Stated exercise: Express each line of the records below as a JSON list of strings, one string per line, leaving out blank lines.

==================================================

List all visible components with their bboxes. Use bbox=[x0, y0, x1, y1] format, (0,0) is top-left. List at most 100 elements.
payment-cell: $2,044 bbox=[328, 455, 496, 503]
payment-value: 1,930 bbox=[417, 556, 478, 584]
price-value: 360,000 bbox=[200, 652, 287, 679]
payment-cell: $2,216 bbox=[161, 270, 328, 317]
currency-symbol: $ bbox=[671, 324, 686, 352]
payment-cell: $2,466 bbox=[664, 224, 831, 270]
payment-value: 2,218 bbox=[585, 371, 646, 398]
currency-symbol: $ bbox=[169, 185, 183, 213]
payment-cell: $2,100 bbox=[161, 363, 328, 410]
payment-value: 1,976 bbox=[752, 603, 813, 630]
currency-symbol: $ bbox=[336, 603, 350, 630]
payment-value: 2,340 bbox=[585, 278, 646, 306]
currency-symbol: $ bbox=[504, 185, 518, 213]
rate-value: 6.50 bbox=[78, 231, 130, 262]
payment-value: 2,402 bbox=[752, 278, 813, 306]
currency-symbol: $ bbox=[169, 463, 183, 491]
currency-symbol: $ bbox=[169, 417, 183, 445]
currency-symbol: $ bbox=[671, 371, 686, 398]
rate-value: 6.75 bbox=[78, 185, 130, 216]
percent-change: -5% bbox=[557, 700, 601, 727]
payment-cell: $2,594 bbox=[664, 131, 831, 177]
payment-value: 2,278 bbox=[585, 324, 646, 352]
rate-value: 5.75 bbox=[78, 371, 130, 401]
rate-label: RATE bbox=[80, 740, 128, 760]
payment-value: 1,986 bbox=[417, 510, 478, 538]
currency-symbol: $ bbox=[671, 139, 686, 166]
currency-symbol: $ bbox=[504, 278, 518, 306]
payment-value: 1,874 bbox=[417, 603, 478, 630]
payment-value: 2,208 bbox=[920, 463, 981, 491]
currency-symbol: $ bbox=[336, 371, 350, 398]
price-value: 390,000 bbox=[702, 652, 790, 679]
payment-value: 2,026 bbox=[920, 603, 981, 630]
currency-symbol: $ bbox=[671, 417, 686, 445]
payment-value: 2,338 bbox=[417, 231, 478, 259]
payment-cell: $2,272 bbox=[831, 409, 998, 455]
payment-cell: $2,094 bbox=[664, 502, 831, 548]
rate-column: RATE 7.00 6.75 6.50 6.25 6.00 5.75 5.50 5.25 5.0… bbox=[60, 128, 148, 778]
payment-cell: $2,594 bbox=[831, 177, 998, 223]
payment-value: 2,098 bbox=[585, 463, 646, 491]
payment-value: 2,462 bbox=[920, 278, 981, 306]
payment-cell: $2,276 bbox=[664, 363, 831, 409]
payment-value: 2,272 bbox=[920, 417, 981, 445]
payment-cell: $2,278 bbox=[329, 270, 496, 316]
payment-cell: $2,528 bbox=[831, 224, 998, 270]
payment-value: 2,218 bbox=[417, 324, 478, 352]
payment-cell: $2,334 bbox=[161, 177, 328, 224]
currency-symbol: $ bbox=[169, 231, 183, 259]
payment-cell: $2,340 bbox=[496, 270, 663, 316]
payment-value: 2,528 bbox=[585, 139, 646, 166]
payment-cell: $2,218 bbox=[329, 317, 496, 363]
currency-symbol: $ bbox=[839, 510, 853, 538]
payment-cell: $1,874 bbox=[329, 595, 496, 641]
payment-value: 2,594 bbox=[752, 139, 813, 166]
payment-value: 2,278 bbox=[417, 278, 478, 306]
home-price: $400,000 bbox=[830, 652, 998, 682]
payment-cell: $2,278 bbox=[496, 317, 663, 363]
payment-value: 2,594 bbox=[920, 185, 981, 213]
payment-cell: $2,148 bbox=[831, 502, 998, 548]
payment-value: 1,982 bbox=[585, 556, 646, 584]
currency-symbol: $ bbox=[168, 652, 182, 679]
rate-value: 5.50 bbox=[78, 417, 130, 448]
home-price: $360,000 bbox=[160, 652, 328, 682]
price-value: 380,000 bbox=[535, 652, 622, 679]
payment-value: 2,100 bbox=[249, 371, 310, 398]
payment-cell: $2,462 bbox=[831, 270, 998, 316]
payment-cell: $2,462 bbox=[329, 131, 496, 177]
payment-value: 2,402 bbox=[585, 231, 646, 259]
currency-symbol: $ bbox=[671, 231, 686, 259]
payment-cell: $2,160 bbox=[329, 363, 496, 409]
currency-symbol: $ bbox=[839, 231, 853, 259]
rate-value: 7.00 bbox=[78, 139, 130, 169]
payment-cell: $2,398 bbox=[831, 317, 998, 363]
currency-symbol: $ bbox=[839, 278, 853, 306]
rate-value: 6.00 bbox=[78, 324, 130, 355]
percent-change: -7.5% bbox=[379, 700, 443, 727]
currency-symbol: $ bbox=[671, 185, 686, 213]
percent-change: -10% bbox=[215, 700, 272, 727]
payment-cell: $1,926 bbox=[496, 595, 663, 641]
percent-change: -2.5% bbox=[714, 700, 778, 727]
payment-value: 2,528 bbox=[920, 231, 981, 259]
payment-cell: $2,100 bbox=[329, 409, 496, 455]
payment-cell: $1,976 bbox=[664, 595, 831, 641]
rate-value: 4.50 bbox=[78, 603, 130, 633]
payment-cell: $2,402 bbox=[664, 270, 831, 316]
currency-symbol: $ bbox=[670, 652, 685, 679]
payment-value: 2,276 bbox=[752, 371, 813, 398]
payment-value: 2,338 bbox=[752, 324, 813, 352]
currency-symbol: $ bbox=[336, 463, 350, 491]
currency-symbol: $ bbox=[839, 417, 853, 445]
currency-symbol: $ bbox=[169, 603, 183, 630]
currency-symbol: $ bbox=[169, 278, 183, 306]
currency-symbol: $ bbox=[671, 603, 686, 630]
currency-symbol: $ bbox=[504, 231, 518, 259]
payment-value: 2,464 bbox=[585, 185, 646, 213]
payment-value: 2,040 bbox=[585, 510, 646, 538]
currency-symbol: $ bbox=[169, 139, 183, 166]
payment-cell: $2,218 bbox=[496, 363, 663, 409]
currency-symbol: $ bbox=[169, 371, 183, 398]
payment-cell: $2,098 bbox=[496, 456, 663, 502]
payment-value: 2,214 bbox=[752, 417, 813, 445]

==================================================

Output:
[
  "List all visible components with their bboxes. Use bbox=[x0, y0, x1, y1] format, (0,0) is top-left. List at most 100 elements.",
  "payment-cell: $2,044 bbox=[328, 455, 496, 503]",
  "payment-value: 1,930 bbox=[417, 556, 478, 584]",
  "price-value: 360,000 bbox=[200, 652, 287, 679]",
  "payment-cell: $2,216 bbox=[161, 270, 328, 317]",
  "currency-symbol: $ bbox=[671, 324, 686, 352]",
  "payment-cell: $2,466 bbox=[664, 224, 831, 270]",
  "payment-value: 2,218 bbox=[585, 371, 646, 398]",
  "currency-symbol: $ bbox=[169, 185, 183, 213]",
  "payment-cell: $2,100 bbox=[161, 363, 328, 410]",
  "payment-value: 1,976 bbox=[752, 603, 813, 630]",
  "currency-symbol: $ bbox=[336, 603, 350, 630]",
  "payment-value: 2,340 bbox=[585, 278, 646, 306]",
  "currency-symbol: $ bbox=[504, 185, 518, 213]",
  "rate-value: 6.50 bbox=[78, 231, 130, 262]",
  "payment-value: 2,402 bbox=[752, 278, 813, 306]",
  "currency-symbol: $ bbox=[169, 463, 183, 491]",
  "currency-symbol: $ bbox=[169, 417, 183, 445]",
  "currency-symbol: $ bbox=[671, 371, 686, 398]",
  "rate-value: 6.75 bbox=[78, 185, 130, 216]",
  "percent-change: -5% bbox=[557, 700, 601, 727]",
  "payment-cell: $2,594 bbox=[664, 131, 831, 177]",
  "payment-value: 2,278 bbox=[585, 324, 646, 352]",
  "rate-value: 5.75 bbox=[78, 371, 130, 401]",
  "rate-label: RATE bbox=[80, 740, 128, 760]",
  "payment-value: 1,986 bbox=[417, 510, 478, 538]",
  "currency-symbol: $ bbox=[671, 139, 686, 166]",
  "currency-symbol: $ bbox=[504, 278, 518, 306]",
  "payment-value: 1,874 bbox=[417, 603, 478, 630]",
  "payment-value: 2,208 bbox=[920, 463, 981, 491]",
  "currency-symbol: $ bbox=[336, 371, 350, 398]",
  "price-value: 390,000 bbox=[702, 652, 790, 679]",
  "payment-value: 2,026 bbox=[920, 603, 981, 630]",
  "currency-symbol: $ bbox=[671, 417, 686, 445]",
  "payment-value: 2,338 bbox=[417, 231, 478, 259]",
  "payment-cell: $2,272 bbox=[831, 409, 998, 455]",
  "payment-cell: $2,094 bbox=[664, 502, 831, 548]",
  "rate-column: RATE 7.00 6.75 6.50 6.25 6.00 5.75 5.50 5.25 5.0… bbox=[60, 128, 148, 778]",
  "payment-cell: $2,594 bbox=[831, 177, 998, 223]",
  "payment-value: 2,098 bbox=[585, 463, 646, 491]",
  "payment-value: 2,462 bbox=[920, 278, 981, 306]",
  "payment-cell: $2,276 bbox=[664, 363, 831, 409]",
  "payment-value: 2,272 bbox=[920, 417, 981, 445]",
  "payment-cell: $2,278 bbox=[329, 270, 496, 316]",
  "payment-cell: $2,528 bbox=[831, 224, 998, 270]",
  "payment-value: 2,218 bbox=[417, 324, 478, 352]",
  "payment-cell: $2,334 bbox=[161, 177, 328, 224]",
  "currency-symbol: $ bbox=[169, 231, 183, 259]",
  "payment-cell: $2,340 bbox=[496, 270, 663, 316]",
  "payment-value: 2,528 bbox=[585, 139, 646, 166]",
  "payment-cell: $2,218 bbox=[329, 317, 496, 363]",
  "currency-symbol: $ bbox=[839, 510, 853, 538]",
  "payment-cell: $1,874 bbox=[329, 595, 496, 641]",
  "payment-value: 2,594 bbox=[752, 139, 813, 166]",
  "payment-value: 2,278 bbox=[417, 278, 478, 306]",
  "home-price: $400,000 bbox=[830, 652, 998, 682]",
  "payment-cell: $2,278 bbox=[496, 317, 663, 363]",
  "payment-value: 2,594 bbox=[920, 185, 981, 213]",
  "payment-cell: $2,148 bbox=[831, 502, 998, 548]",
  "payment-value: 1,982 bbox=[585, 556, 646, 584]",
  "currency-symbol: $ bbox=[168, 652, 182, 679]",
  "rate-value: 5.50 bbox=[78, 417, 130, 448]",
  "home-price: $360,000 bbox=[160, 652, 328, 682]",
  "price-value: 380,000 bbox=[535, 652, 622, 679]",
  "payment-value: 2,100 bbox=[249, 371, 310, 398]",
  "payment-cell: $2,462 bbox=[831, 270, 998, 316]",
  "payment-cell: $2,462 bbox=[329, 131, 496, 177]",
  "payment-value: 2,402 bbox=[585, 231, 646, 259]",
  "currency-symbol: $ bbox=[671, 231, 686, 259]",
  "payment-cell: $2,160 bbox=[329, 363, 496, 409]",
  "currency-symbol: $ bbox=[839, 231, 853, 259]",
  "rate-value: 7.00 bbox=[78, 139, 130, 169]",
  "payment-cell: $2,398 bbox=[831, 317, 998, 363]",
  "currency-symbol: $ bbox=[839, 278, 853, 306]",
  "rate-value: 6.00 bbox=[78, 324, 130, 355]",
  "percent-change: -7.5% bbox=[379, 700, 443, 727]",
  "currency-symbol: $ bbox=[671, 185, 686, 213]",
  "percent-change: -10% bbox=[215, 700, 272, 727]",
  "payment-cell: $1,926 bbox=[496, 595, 663, 641]",
  "percent-change: -2.5% bbox=[714, 700, 778, 727]",
  "payment-value: 2,528 bbox=[920, 231, 981, 259]",
  "payment-cell: $2,100 bbox=[329, 409, 496, 455]",
  "payment-cell: $1,976 bbox=[664, 595, 831, 641]",
  "rate-value: 4.50 bbox=[78, 603, 130, 633]",
  "payment-cell: $2,402 bbox=[664, 270, 831, 316]",
  "currency-symbol: $ bbox=[670, 652, 685, 679]",
  "payment-value: 2,276 bbox=[752, 371, 813, 398]",
  "payment-value: 2,338 bbox=[752, 324, 813, 352]",
  "currency-symbol: $ bbox=[336, 463, 350, 491]",
  "currency-symbol: $ bbox=[839, 417, 853, 445]",
  "currency-symbol: $ bbox=[169, 603, 183, 630]",
  "currency-symbol: $ bbox=[169, 278, 183, 306]",
  "currency-symbol: $ bbox=[671, 603, 686, 630]",
  "currency-symbol: $ bbox=[504, 231, 518, 259]",
  "payment-value: 2,464 bbox=[585, 185, 646, 213]",
  "payment-value: 2,040 bbox=[585, 510, 646, 538]",
  "currency-symbol: $ bbox=[169, 139, 183, 166]",
  "payment-cell: $2,218 bbox=[496, 363, 663, 409]",
  "currency-symbol: $ bbox=[169, 371, 183, 398]",
  "payment-cell: $2,098 bbox=[496, 456, 663, 502]",
  "payment-value: 2,214 bbox=[752, 417, 813, 445]"
]